■ To do:
The answer is one number: how many lines hold the string "this".

Collection entries:

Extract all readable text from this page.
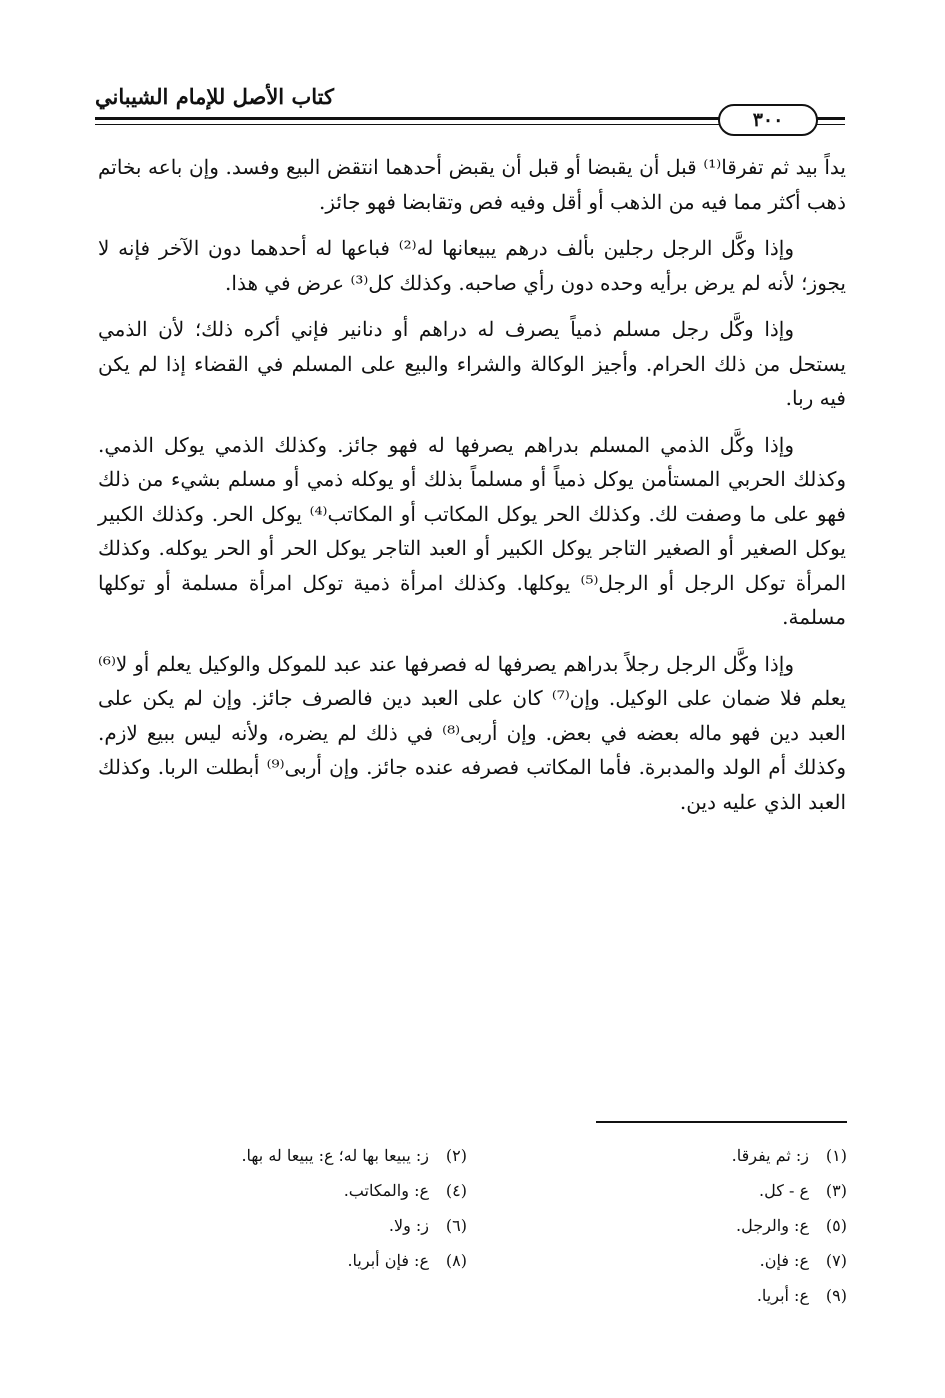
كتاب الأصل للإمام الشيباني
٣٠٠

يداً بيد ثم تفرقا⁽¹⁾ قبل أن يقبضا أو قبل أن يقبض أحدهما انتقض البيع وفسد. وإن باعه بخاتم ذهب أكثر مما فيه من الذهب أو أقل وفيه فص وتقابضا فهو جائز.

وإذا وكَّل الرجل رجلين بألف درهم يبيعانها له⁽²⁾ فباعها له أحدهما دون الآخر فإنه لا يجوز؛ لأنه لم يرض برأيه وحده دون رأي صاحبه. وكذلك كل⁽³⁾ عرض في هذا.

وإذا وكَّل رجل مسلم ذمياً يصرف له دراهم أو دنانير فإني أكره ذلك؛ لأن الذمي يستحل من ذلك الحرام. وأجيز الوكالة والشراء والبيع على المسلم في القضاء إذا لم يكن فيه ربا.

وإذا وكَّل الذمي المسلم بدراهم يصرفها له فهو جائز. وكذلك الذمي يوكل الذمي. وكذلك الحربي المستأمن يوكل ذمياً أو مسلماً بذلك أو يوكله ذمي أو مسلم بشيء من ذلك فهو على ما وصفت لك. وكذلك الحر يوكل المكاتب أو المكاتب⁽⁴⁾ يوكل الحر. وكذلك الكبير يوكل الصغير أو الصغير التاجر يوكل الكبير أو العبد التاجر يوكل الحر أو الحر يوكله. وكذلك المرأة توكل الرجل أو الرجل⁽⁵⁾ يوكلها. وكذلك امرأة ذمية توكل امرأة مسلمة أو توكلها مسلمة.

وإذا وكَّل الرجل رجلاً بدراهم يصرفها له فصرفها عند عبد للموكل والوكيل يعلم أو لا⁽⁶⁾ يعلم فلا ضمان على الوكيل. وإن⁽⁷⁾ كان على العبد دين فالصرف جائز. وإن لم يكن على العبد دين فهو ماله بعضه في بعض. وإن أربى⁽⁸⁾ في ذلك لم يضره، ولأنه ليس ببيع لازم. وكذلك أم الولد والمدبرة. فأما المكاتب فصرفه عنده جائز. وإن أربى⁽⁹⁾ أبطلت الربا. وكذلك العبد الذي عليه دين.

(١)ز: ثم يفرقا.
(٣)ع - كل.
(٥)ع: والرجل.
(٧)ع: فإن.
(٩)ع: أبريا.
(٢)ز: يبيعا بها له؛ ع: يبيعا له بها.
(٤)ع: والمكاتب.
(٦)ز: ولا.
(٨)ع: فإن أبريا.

--

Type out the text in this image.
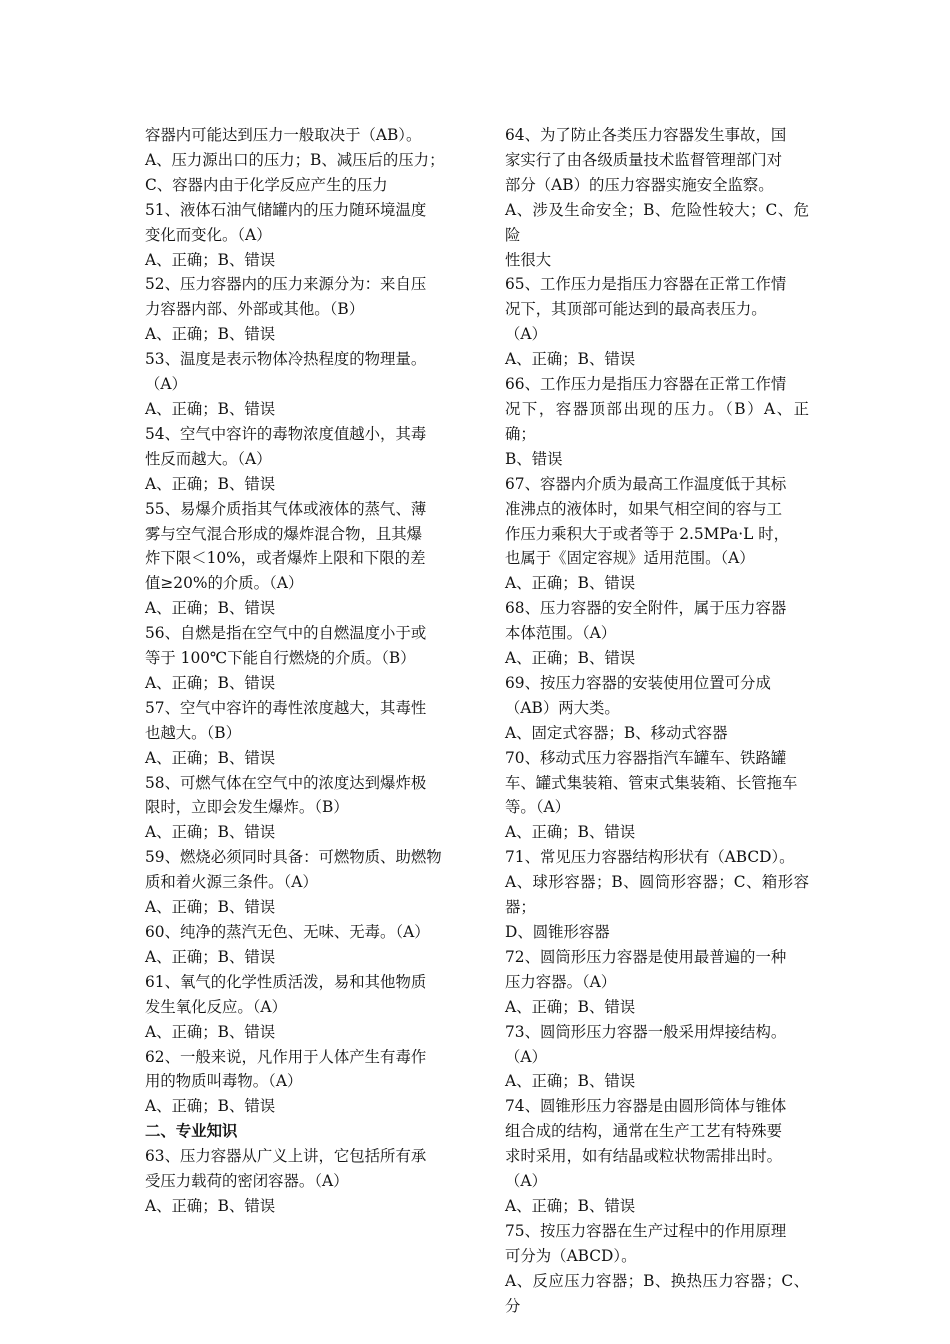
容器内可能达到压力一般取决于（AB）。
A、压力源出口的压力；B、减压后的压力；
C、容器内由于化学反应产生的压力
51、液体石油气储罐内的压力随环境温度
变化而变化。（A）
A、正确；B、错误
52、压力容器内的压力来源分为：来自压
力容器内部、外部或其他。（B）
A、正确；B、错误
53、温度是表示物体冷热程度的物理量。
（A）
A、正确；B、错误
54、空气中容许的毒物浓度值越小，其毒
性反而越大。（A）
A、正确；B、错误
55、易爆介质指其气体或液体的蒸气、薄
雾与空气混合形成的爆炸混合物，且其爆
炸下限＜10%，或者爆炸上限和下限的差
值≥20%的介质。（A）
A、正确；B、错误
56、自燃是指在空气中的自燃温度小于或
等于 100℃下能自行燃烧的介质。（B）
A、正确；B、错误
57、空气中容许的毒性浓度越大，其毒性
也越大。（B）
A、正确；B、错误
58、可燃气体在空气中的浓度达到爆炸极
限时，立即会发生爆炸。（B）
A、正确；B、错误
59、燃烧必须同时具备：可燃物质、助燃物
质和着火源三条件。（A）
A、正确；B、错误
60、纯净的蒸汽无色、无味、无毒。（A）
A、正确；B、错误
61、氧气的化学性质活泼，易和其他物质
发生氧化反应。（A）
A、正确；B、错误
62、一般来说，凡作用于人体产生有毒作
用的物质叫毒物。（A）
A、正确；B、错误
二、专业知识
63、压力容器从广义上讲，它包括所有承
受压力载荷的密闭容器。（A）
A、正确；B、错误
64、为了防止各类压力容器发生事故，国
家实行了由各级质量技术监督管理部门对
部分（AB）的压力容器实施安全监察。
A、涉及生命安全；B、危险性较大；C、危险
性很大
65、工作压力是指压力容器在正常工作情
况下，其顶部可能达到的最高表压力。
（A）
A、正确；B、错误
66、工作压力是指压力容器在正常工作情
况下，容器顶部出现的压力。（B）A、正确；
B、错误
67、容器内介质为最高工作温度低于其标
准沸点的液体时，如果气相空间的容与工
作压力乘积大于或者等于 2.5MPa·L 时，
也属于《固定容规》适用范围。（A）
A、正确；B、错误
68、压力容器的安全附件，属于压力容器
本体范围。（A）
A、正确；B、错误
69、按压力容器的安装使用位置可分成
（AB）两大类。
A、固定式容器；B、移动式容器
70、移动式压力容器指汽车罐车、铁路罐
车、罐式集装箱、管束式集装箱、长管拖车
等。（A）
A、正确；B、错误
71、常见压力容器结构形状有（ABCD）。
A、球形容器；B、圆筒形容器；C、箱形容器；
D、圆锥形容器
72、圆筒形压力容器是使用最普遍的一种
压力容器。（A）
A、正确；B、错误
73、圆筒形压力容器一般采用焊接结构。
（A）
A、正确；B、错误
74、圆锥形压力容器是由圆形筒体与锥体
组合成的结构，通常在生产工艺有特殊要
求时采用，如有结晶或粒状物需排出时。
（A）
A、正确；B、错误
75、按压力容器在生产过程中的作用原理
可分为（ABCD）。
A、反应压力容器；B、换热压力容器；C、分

---

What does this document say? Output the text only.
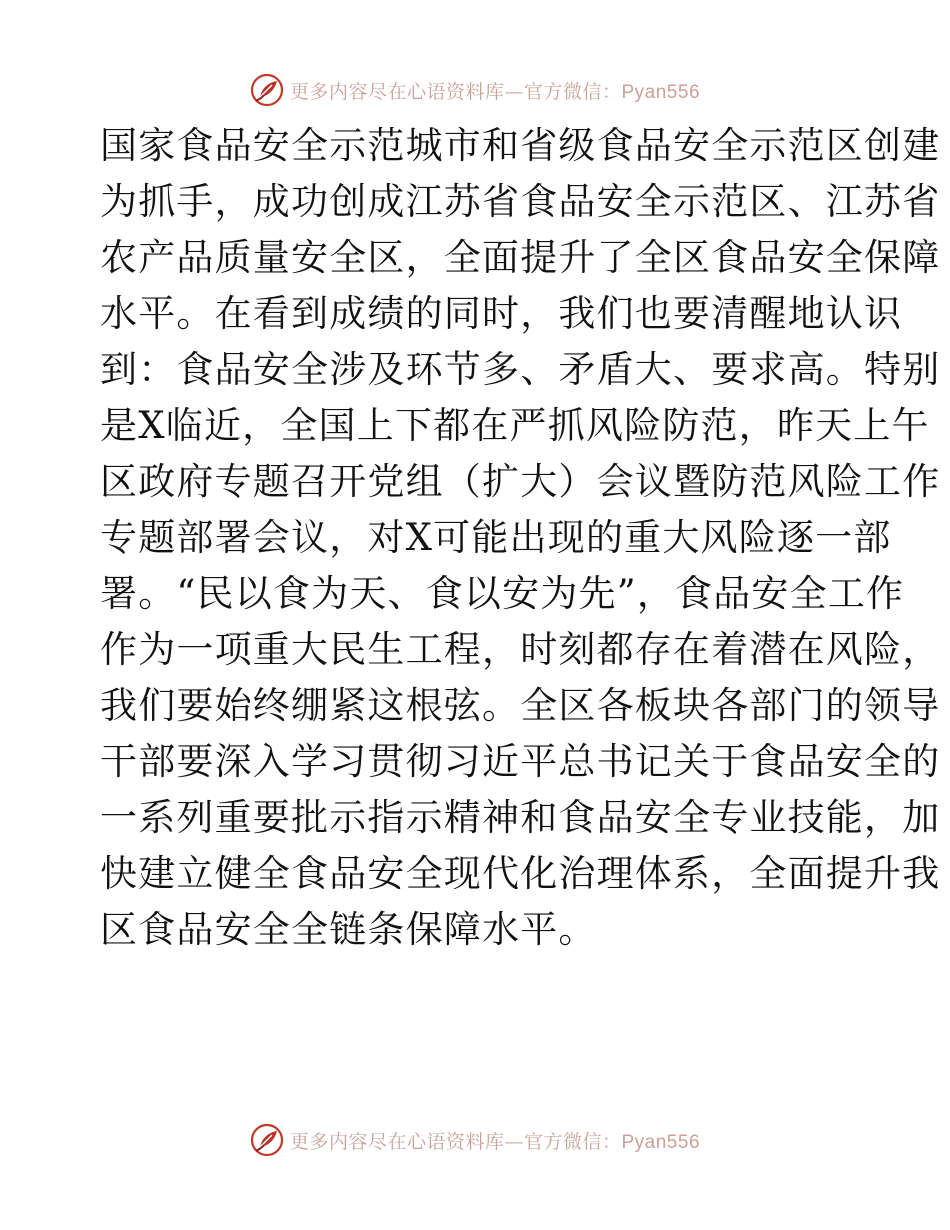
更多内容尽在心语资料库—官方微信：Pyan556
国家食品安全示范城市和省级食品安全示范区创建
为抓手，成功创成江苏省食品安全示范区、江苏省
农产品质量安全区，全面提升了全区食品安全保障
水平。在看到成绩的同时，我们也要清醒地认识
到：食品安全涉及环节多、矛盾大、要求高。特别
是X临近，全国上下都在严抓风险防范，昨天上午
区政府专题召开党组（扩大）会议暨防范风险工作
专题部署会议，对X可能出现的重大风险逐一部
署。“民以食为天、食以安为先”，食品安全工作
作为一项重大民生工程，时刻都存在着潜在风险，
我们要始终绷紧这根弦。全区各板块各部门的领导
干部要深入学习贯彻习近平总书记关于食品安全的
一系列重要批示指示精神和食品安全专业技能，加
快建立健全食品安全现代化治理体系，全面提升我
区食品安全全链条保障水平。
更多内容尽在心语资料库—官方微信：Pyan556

■ Correct output:
3